» Your task
Exactly reproduce the entries, dropping any pictures from your copy.

-- BEGIN Supplied material --

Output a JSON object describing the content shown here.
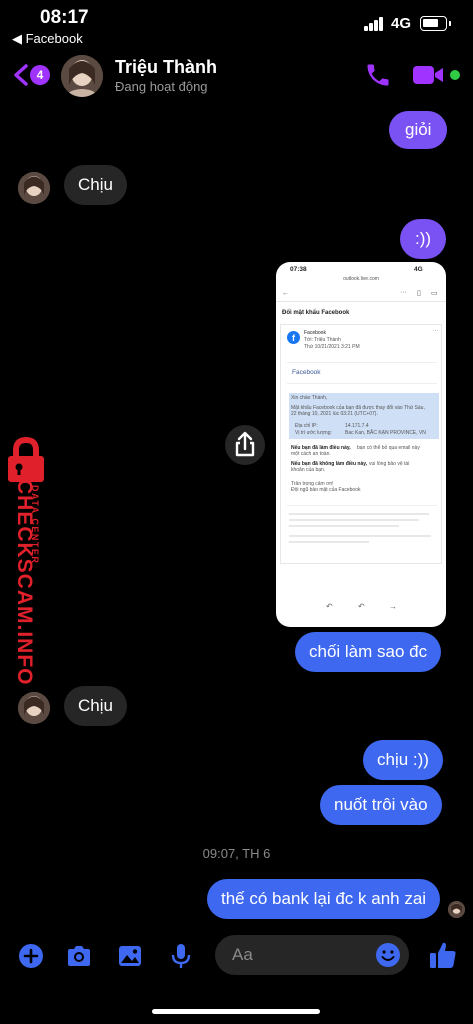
{
  "status_bar": {
    "time": "08:17",
    "back_app": "◀ Facebook",
    "network": "4G"
  },
  "header": {
    "unread_count": "4",
    "contact_name": "Triệu Thành",
    "contact_status": "Đang hoạt động",
    "accent_color": "#a033ff",
    "online_color": "#31cc46"
  },
  "messages": [
    {
      "direction": "out",
      "text": "giỏi"
    },
    {
      "direction": "in",
      "text": "Chịu"
    },
    {
      "direction": "out",
      "text": ":))"
    },
    {
      "direction": "out",
      "type": "image"
    },
    {
      "direction": "out",
      "text": "chối làm sao đc"
    },
    {
      "direction": "in",
      "text": "Chịu"
    },
    {
      "direction": "out",
      "text": "chịu :))"
    },
    {
      "direction": "out",
      "text": "nuốt trôi vào"
    },
    {
      "direction": "out",
      "text": "thế có bank lại đc k anh zai"
    }
  ],
  "timestamp": "09:07, TH 6",
  "screenshot": {
    "time": "07:38",
    "network": "4G",
    "url": "outlook.live.com",
    "subject": "Đổi mật khẩu Facebook",
    "sender": "Facebook",
    "to_line": "Tới: Triệu Thành",
    "date_line": "Thứ 10/21/2021 3:21 PM",
    "brand": "Facebook",
    "greeting": "Xin chào Thành,",
    "line1": "Mật khẩu Facebook của bạn đã được thay đổi vào Thứ Sáu,",
    "line2": "22 tháng 10, 2021 lúc 03:21 (UTC+07).",
    "ip_label": "Địa chỉ IP:",
    "ip_value": "14.171.7.4",
    "loc_label": "Vị trí ước lượng:",
    "loc_value": "Bac Kan, BẮC KẠN PROVINCE, VN",
    "note1_bold": "Nếu bạn đã làm điều này,",
    "note1_rest": "bạn có thể bỏ qua email này",
    "note1_tail": "một cách an toàn.",
    "note2_bold": "Nếu bạn đã không làm điều này,",
    "note2_rest": "vui lòng bảo vệ tài",
    "note2_tail": "khoản của bạn.",
    "signoff1": "Trân trọng cảm ơn!",
    "signoff2": "Đội ngũ bảo mật của Facebook"
  },
  "watermark": {
    "brand": "CHECKSCAM.INFO",
    "sub": "DATA CENTER",
    "color": "#e0202a"
  },
  "composer": {
    "placeholder": "Aa"
  },
  "colors": {
    "outgoing_purple": "#7a52f4",
    "outgoing_blue": "#3e68f0",
    "incoming": "#262626"
  }
}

-- END Supplied material --

» Task result
Output a JSON object describing the content shown here.
{
  "status_bar": {
    "time": "08:17",
    "back_app": "◀ Facebook",
    "network": "4G"
  },
  "header": {
    "unread_count": "4",
    "contact_name": "Triệu Thành",
    "contact_status": "Đang hoạt động",
    "accent_color": "#a033ff",
    "online_color": "#31cc46"
  },
  "messages": [
    {
      "direction": "out",
      "text": "giỏi"
    },
    {
      "direction": "in",
      "text": "Chịu"
    },
    {
      "direction": "out",
      "text": ":))"
    },
    {
      "direction": "out",
      "type": "image"
    },
    {
      "direction": "out",
      "text": "chối làm sao đc"
    },
    {
      "direction": "in",
      "text": "Chịu"
    },
    {
      "direction": "out",
      "text": "chịu :))"
    },
    {
      "direction": "out",
      "text": "nuốt trôi vào"
    },
    {
      "direction": "out",
      "text": "thế có bank lại đc k anh zai"
    }
  ],
  "timestamp": "09:07, TH 6",
  "screenshot": {
    "time": "07:38",
    "network": "4G",
    "url": "outlook.live.com",
    "subject": "Đổi mật khẩu Facebook",
    "sender": "Facebook",
    "to_line": "Tới: Triệu Thành",
    "date_line": "Thứ 10/21/2021 3:21 PM",
    "brand": "Facebook",
    "greeting": "Xin chào Thành,",
    "line1": "Mật khẩu Facebook của bạn đã được thay đổi vào Thứ Sáu,",
    "line2": "22 tháng 10, 2021 lúc 03:21 (UTC+07).",
    "ip_label": "Địa chỉ IP:",
    "ip_value": "14.171.7.4",
    "loc_label": "Vị trí ước lượng:",
    "loc_value": "Bac Kan, BẮC KẠN PROVINCE, VN",
    "note1_bold": "Nếu bạn đã làm điều này,",
    "note1_rest": "bạn có thể bỏ qua email này",
    "note1_tail": "một cách an toàn.",
    "note2_bold": "Nếu bạn đã không làm điều này,",
    "note2_rest": "vui lòng bảo vệ tài",
    "note2_tail": "khoản của bạn.",
    "signoff1": "Trân trọng cảm ơn!",
    "signoff2": "Đội ngũ bảo mật của Facebook"
  },
  "watermark": {
    "brand": "CHECKSCAM.INFO",
    "sub": "DATA CENTER",
    "color": "#e0202a"
  },
  "composer": {
    "placeholder": "Aa"
  },
  "colors": {
    "outgoing_purple": "#7a52f4",
    "outgoing_blue": "#3e68f0",
    "incoming": "#262626"
  }
}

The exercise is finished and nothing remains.